= YOUR GOAL =
Every line below is to be copied exactly, with the pictures left out.

Dataset items:

Begin

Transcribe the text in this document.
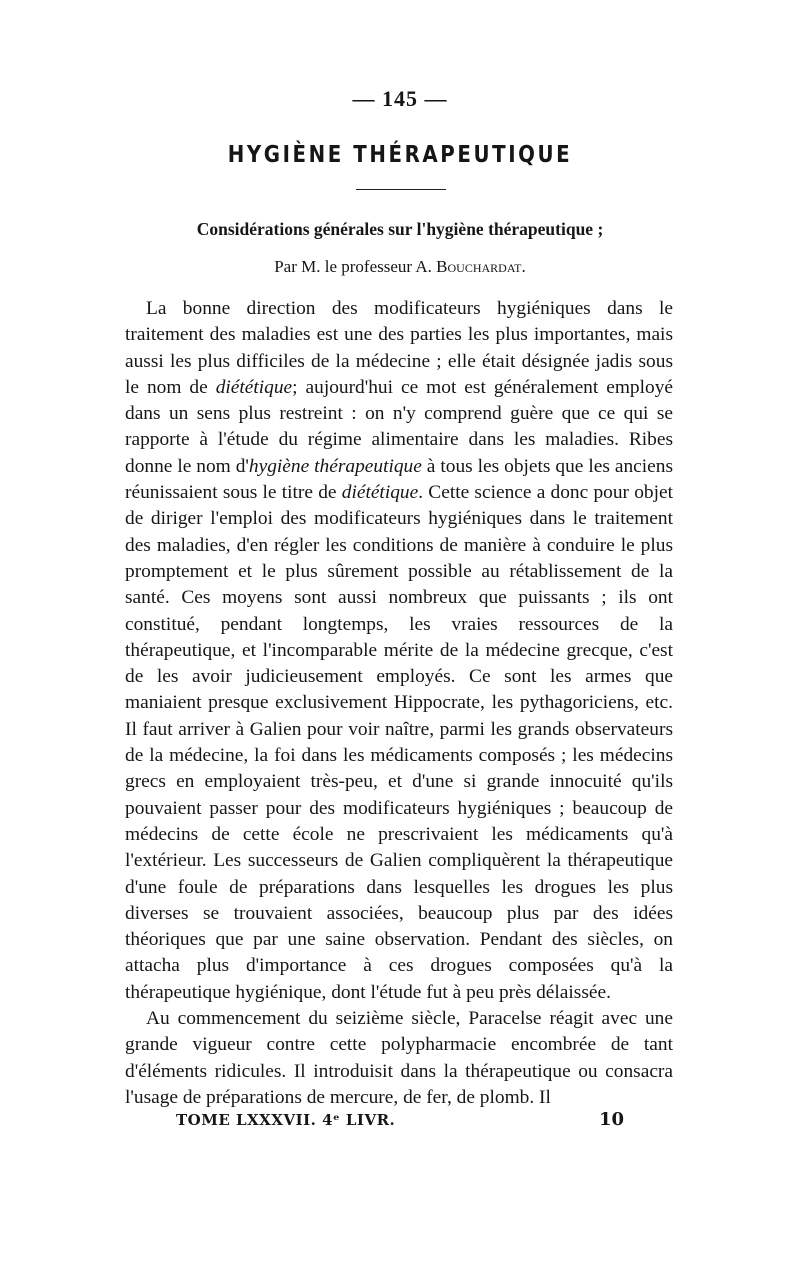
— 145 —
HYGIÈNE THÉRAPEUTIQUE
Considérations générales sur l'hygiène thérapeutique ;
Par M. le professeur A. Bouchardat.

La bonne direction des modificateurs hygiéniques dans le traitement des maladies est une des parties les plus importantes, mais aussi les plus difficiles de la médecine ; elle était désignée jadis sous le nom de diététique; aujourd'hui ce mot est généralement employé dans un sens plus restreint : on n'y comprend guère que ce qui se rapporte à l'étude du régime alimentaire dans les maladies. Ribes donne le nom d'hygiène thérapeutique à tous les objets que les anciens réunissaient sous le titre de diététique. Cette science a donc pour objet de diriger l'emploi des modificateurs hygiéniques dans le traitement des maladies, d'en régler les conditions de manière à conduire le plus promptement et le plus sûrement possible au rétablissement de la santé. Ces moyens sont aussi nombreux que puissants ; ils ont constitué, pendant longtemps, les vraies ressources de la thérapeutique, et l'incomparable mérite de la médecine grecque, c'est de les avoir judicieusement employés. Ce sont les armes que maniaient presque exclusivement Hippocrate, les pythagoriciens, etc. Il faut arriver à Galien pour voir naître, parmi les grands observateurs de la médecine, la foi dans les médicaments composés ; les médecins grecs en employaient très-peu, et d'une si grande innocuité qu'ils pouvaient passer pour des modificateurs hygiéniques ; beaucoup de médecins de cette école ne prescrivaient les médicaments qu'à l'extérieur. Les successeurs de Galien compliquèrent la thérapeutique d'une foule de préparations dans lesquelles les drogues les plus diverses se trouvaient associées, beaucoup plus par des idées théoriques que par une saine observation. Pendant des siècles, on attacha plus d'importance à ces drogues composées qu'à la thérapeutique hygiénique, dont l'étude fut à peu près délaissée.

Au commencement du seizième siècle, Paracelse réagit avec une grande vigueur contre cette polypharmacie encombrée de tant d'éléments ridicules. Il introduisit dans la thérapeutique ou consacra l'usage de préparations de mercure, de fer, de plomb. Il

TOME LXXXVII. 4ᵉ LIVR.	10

End

= ANSWER BELOW =
Transcribe the text in this document.
— 145 —
HYGIÈNE THÉRAPEUTIQUE
Considérations générales sur l'hygiène thérapeutique ;
Par M. le professeur A. Bouchardat.

La bonne direction des modificateurs hygiéniques dans le traitement des maladies est une des parties les plus importantes, mais aussi les plus difficiles de la médecine ; elle était désignée jadis sous le nom de diététique; aujourd'hui ce mot est généralement employé dans un sens plus restreint : on n'y comprend guère que ce qui se rapporte à l'étude du régime alimentaire dans les maladies. Ribes donne le nom d'hygiène thérapeutique à tous les objets que les anciens réunissaient sous le titre de diététique. Cette science a donc pour objet de diriger l'emploi des modificateurs hygiéniques dans le traitement des maladies, d'en régler les conditions de manière à conduire le plus promptement et le plus sûrement possible au rétablissement de la santé. Ces moyens sont aussi nombreux que puissants ; ils ont constitué, pendant longtemps, les vraies ressources de la thérapeutique, et l'incomparable mérite de la médecine grecque, c'est de les avoir judicieusement employés. Ce sont les armes que maniaient presque exclusivement Hippocrate, les pythagoriciens, etc. Il faut arriver à Galien pour voir naître, parmi les grands observateurs de la médecine, la foi dans les médicaments composés ; les médecins grecs en employaient très-peu, et d'une si grande innocuité qu'ils pouvaient passer pour des modificateurs hygiéniques ; beaucoup de médecins de cette école ne prescrivaient les médicaments qu'à l'extérieur. Les successeurs de Galien compliquèrent la thérapeutique d'une foule de préparations dans lesquelles les drogues les plus diverses se trouvaient associées, beaucoup plus par des idées théoriques que par une saine observation. Pendant des siècles, on attacha plus d'importance à ces drogues composées qu'à la thérapeutique hygiénique, dont l'étude fut à peu près délaissée.

Au commencement du seizième siècle, Paracelse réagit avec une grande vigueur contre cette polypharmacie encombrée de tant d'éléments ridicules. Il introduisit dans la thérapeutique ou consacra l'usage de préparations de mercure, de fer, de plomb. Il

TOME LXXXVII. 4ᵉ LIVR.	10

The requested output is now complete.